### [What is being asked]
Without the pictures, return all of the material exactly as written.
· · · · · · ·
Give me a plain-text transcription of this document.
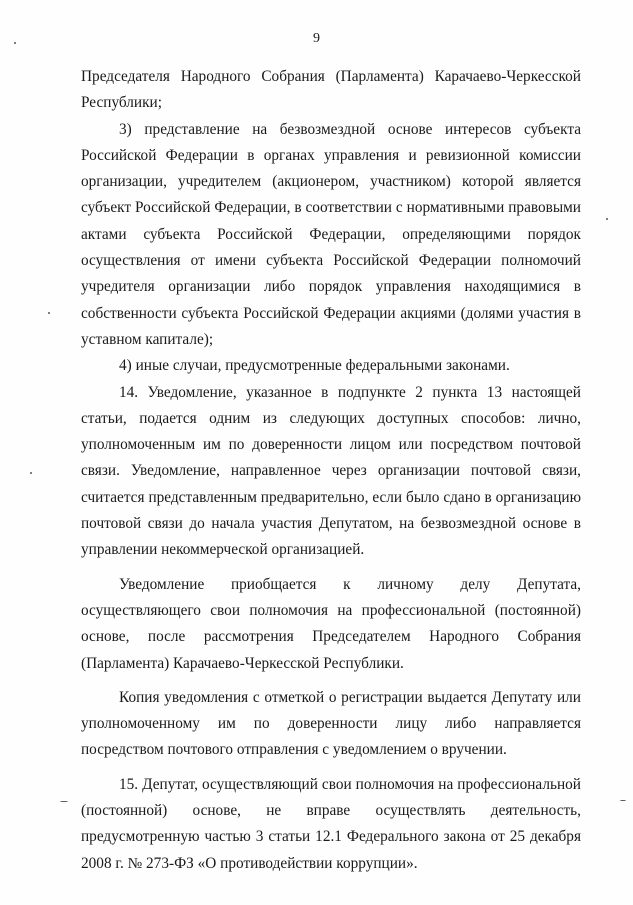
9

Председателя Народного Собрания (Парламента) Карачаево-Черкесской Республики;

3) представление на безвозмездной основе интересов субъекта Российской Федерации в органах управления и ревизионной комиссии организации, учредителем (акционером, участником) которой является субъект Российской Федерации, в соответствии с нормативными правовыми актами субъекта Российской Федерации, определяющими порядок осуществления от имени субъекта Российской Федерации полномочий учредителя организации либо порядок управления находящимися в собственности субъекта Российской Федерации акциями (долями участия в уставном капитале);

4) иные случаи, предусмотренные федеральными законами.

14. Уведомление, указанное в подпункте 2 пункта 13 настоящей статьи, подается одним из следующих доступных способов: лично, уполномоченным им по доверенности лицом или посредством почтовой связи. Уведомление, направленное через организации почтовой связи, считается представленным предварительно, если было сдано в организацию почтовой связи до начала участия Депутатом, на безвозмездной основе в управлении некоммерческой организацией.

Уведомление приобщается к личному делу Депутата, осуществляющего свои полномочия на профессиональной (постоянной) основе, после рассмотрения Председателем Народного Собрания (Парламента) Карачаево-Черкесской Республики.

Копия уведомления с отметкой о регистрации выдается Депутату или уполномоченному им по доверенности лицу либо направляется посредством почтового отправления с уведомлением о вручении.

15. Депутат, осуществляющий свои полномочия на профессиональной (постоянной) основе, не вправе осуществлять деятельность, предусмотренную частью 3 статьи 12.1 Федерального закона от 25 декабря 2008 г. № 273-ФЗ «О противодействии коррупции».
· · · · · · ·
### [The solution]
Give me a plain-text transcription of this document.
9

Председателя Народного Собрания (Парламента) Карачаево-Черкесской Республики;

3) представление на безвозмездной основе интересов субъекта Российской Федерации в органах управления и ревизионной комиссии организации, учредителем (акционером, участником) которой является субъект Российской Федерации, в соответствии с нормативными правовыми актами субъекта Российской Федерации, определяющими порядок осуществления от имени субъекта Российской Федерации полномочий учредителя организации либо порядок управления находящимися в собственности субъекта Российской Федерации акциями (долями участия в уставном капитале);

4) иные случаи, предусмотренные федеральными законами.

14. Уведомление, указанное в подпункте 2 пункта 13 настоящей статьи, подается одним из следующих доступных способов: лично, уполномоченным им по доверенности лицом или посредством почтовой связи. Уведомление, направленное через организации почтовой связи, считается представленным предварительно, если было сдано в организацию почтовой связи до начала участия Депутатом, на безвозмездной основе в управлении некоммерческой организацией.

Уведомление приобщается к личному делу Депутата, осуществляющего свои полномочия на профессиональной (постоянной) основе, после рассмотрения Председателем Народного Собрания (Парламента) Карачаево-Черкесской Республики.

Копия уведомления с отметкой о регистрации выдается Депутату или уполномоченному им по доверенности лицу либо направляется посредством почтового отправления с уведомлением о вручении.

15. Депутат, осуществляющий свои полномочия на профессиональной (постоянной) основе, не вправе осуществлять деятельность, предусмотренную частью 3 статьи 12.1 Федерального закона от 25 декабря 2008 г. № 273-ФЗ «О противодействии коррупции».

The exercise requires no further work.